#### [Directive]
Give the number of lines in the data that hold the word "群鸟学艺", and nothing else.

#### [Records provided]
|---|
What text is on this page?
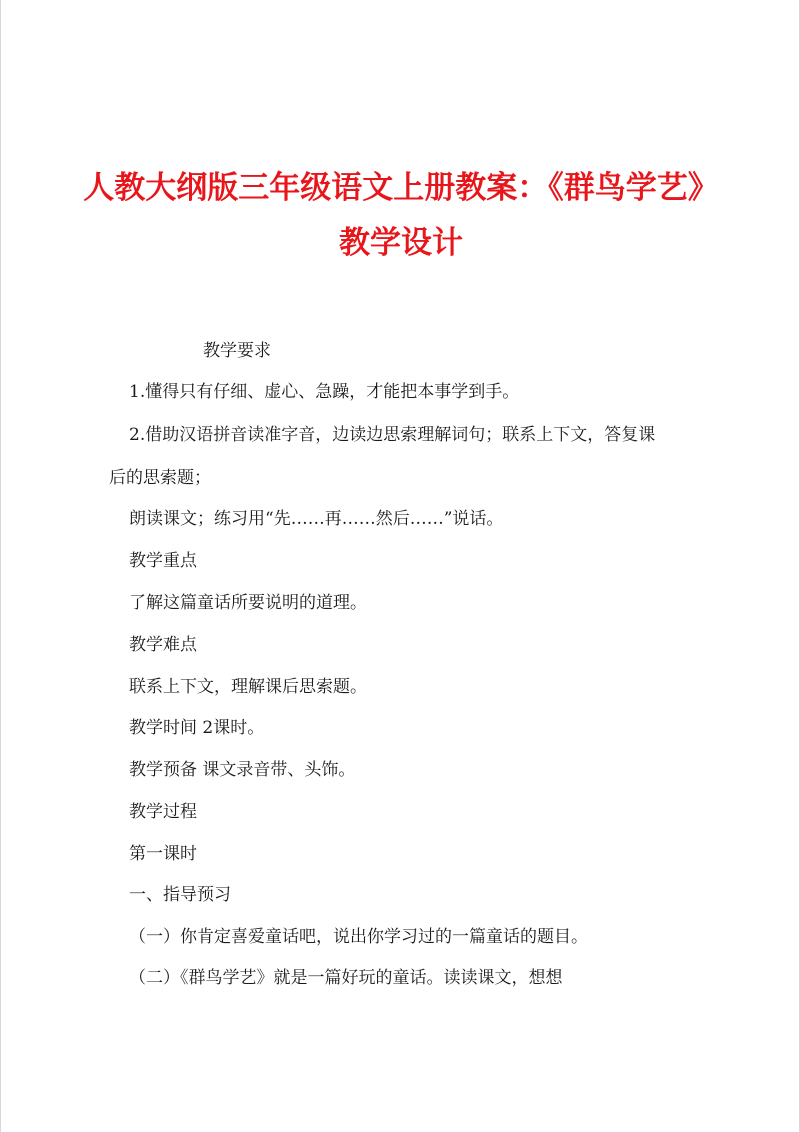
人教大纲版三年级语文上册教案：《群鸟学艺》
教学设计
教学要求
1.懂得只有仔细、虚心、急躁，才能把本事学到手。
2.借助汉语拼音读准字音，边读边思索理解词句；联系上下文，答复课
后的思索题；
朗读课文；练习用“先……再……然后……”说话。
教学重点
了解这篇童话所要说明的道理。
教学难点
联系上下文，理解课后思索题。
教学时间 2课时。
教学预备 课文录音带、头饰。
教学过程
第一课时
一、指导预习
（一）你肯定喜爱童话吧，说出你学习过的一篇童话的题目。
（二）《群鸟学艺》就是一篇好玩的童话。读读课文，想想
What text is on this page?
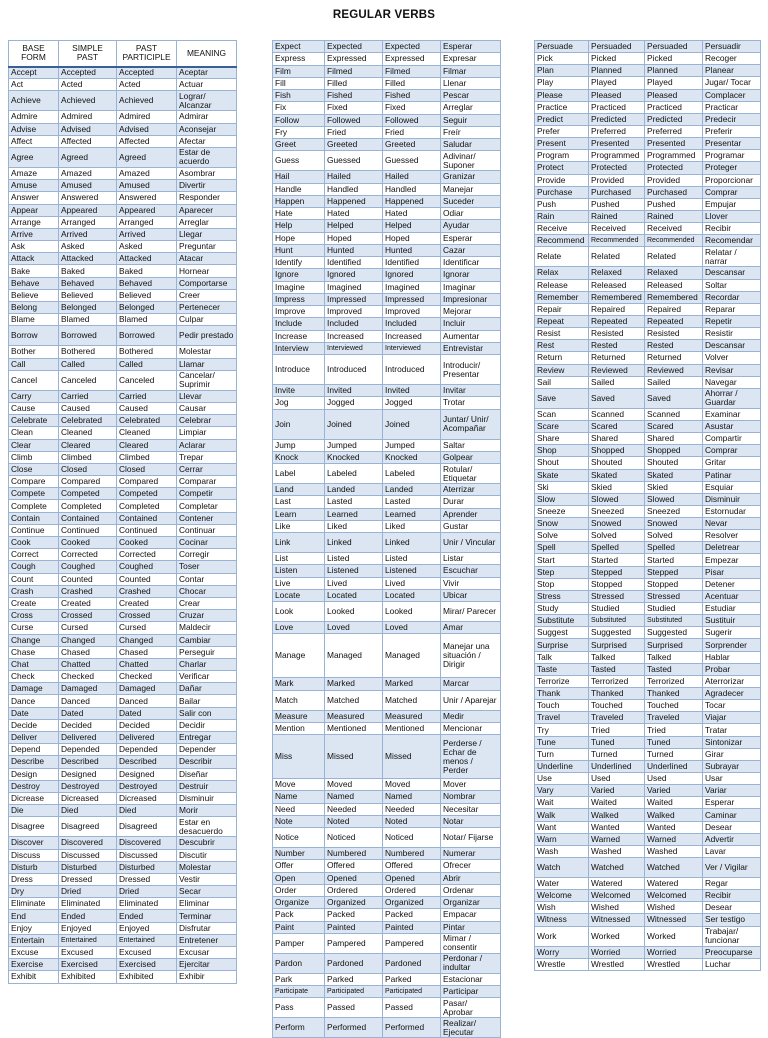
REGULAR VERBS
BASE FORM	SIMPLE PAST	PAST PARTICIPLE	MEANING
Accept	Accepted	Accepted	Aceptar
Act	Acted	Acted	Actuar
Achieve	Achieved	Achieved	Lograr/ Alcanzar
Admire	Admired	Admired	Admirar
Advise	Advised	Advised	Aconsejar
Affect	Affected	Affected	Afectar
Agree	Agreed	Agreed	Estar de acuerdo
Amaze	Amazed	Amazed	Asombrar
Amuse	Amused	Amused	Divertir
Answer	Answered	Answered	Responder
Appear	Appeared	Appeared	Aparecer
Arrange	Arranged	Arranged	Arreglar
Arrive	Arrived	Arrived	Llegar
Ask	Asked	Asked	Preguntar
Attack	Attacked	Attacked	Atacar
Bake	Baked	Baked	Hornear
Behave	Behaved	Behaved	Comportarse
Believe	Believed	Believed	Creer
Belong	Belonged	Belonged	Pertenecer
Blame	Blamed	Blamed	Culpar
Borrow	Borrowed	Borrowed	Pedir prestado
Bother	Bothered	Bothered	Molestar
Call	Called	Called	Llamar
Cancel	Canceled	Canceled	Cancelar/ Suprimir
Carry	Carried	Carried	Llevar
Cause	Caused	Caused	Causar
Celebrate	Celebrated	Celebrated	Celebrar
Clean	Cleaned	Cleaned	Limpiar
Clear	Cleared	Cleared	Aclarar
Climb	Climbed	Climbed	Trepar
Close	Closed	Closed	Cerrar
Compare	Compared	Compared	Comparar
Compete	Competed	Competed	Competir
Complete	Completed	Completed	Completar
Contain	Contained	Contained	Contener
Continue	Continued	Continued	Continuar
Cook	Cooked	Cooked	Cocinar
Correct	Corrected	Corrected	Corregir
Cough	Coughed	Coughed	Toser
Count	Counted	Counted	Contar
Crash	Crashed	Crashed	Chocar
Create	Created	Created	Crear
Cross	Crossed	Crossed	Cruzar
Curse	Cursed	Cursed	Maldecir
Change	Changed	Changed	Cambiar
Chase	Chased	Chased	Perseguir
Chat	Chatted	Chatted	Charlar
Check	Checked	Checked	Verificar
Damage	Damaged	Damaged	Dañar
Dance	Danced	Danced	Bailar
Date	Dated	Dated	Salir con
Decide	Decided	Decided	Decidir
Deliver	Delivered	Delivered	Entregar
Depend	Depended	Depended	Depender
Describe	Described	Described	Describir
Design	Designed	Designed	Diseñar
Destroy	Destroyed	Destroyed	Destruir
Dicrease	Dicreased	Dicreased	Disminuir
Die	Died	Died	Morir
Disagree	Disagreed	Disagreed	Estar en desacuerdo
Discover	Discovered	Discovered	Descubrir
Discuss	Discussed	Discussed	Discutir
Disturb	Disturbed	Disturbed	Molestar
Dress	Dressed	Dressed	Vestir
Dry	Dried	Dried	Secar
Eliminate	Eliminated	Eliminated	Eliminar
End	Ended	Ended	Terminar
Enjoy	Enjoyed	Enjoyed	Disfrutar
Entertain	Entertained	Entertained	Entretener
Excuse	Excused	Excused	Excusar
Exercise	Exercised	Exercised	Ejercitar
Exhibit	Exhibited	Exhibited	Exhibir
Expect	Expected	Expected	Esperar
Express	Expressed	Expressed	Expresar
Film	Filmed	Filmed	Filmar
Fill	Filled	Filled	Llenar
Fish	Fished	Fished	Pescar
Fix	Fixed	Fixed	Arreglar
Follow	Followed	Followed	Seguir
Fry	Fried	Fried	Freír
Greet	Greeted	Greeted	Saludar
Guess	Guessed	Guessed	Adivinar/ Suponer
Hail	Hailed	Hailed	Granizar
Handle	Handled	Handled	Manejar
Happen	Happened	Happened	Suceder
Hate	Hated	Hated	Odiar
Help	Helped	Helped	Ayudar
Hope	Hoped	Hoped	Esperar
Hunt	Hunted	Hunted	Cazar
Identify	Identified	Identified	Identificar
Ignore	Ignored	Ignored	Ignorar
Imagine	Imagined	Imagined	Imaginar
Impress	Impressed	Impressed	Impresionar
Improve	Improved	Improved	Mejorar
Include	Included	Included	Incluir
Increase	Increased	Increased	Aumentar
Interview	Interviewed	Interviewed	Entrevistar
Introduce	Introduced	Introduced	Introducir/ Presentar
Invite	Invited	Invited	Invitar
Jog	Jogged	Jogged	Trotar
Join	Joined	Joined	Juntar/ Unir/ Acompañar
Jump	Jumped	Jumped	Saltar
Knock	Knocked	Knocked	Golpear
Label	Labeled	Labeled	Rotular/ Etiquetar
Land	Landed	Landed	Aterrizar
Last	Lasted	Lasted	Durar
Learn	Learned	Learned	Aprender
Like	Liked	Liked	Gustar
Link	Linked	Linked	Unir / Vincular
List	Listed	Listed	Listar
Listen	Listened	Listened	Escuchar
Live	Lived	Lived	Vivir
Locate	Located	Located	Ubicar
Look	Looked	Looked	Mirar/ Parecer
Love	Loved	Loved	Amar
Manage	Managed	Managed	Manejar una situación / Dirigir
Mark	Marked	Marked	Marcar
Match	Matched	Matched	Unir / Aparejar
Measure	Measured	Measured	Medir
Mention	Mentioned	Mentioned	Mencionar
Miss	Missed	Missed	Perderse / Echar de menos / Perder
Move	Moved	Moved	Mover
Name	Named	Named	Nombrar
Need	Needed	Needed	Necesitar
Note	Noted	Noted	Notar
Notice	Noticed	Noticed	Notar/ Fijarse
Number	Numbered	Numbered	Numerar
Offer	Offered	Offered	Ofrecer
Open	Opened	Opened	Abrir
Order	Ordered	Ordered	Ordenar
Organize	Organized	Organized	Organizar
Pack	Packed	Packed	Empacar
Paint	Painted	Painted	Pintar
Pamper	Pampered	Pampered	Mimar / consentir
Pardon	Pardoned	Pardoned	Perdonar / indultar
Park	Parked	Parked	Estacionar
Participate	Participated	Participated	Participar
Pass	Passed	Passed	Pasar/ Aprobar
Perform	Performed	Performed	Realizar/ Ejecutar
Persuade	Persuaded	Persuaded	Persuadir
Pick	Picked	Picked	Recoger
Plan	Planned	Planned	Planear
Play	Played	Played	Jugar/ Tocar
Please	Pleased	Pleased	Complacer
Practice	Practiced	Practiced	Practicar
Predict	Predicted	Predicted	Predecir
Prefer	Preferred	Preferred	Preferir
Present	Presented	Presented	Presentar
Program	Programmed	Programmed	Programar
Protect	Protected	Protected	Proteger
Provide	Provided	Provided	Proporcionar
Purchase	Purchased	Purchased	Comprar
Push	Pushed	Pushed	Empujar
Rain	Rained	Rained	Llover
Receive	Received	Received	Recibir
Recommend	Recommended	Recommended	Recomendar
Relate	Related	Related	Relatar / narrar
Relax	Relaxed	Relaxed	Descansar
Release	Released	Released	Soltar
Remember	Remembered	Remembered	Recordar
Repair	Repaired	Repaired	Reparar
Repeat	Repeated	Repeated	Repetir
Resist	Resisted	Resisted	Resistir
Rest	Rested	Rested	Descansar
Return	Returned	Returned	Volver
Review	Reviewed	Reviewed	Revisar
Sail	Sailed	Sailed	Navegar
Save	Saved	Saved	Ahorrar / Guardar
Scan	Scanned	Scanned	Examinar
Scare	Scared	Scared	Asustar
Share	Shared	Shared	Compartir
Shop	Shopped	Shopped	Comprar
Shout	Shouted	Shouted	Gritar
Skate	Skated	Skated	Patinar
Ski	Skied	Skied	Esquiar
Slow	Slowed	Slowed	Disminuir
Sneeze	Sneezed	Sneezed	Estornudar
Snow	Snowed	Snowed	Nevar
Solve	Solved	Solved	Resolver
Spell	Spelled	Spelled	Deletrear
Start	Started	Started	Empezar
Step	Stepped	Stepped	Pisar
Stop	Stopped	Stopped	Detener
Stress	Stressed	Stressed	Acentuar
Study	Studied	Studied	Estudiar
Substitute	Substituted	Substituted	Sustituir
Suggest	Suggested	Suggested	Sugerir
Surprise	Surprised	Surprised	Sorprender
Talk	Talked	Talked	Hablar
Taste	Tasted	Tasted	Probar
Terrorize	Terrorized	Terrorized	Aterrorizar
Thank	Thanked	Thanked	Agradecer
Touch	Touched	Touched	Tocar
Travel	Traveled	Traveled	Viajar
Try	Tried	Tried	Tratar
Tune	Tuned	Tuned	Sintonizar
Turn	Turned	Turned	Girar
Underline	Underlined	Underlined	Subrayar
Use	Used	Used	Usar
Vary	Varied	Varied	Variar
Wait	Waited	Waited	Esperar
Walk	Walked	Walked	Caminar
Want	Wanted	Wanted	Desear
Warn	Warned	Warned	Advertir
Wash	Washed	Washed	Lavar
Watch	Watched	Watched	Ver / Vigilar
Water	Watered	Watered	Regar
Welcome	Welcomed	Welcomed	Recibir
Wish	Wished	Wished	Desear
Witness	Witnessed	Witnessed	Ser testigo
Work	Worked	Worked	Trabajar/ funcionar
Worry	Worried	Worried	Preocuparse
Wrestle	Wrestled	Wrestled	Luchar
|---|
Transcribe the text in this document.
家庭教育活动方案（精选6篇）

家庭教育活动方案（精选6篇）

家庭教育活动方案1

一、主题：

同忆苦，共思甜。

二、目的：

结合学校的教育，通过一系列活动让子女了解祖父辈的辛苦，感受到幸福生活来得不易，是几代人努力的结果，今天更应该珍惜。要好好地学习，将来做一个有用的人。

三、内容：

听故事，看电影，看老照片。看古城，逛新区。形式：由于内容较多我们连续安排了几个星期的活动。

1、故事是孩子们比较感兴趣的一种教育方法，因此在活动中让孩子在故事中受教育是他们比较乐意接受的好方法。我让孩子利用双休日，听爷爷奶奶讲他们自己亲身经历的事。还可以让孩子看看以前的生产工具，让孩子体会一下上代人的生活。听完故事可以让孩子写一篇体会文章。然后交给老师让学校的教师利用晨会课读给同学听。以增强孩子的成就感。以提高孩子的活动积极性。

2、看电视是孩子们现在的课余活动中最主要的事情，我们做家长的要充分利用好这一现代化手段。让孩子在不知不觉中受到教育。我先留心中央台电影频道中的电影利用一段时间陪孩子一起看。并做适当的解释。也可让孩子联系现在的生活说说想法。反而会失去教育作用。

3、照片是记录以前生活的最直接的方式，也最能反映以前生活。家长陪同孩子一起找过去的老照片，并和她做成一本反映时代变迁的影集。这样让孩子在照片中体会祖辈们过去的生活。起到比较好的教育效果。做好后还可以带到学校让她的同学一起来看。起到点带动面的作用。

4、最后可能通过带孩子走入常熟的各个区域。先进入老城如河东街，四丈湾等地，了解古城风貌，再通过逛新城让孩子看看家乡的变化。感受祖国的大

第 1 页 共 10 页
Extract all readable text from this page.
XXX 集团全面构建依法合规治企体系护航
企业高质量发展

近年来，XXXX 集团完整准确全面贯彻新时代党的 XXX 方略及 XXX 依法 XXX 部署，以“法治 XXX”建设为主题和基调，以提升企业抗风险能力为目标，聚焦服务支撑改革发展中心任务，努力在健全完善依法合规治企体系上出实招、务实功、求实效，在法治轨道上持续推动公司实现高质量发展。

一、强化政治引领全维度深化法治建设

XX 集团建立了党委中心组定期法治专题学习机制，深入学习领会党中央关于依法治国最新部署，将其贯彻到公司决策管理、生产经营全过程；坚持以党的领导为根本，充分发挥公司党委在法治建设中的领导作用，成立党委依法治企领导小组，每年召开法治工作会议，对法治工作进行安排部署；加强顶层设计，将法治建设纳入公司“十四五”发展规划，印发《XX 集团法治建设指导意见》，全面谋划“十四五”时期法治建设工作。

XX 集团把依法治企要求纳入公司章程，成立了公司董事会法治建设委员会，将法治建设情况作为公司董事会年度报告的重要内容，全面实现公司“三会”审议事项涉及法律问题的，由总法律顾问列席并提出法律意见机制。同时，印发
|---|
#### [Full response]
2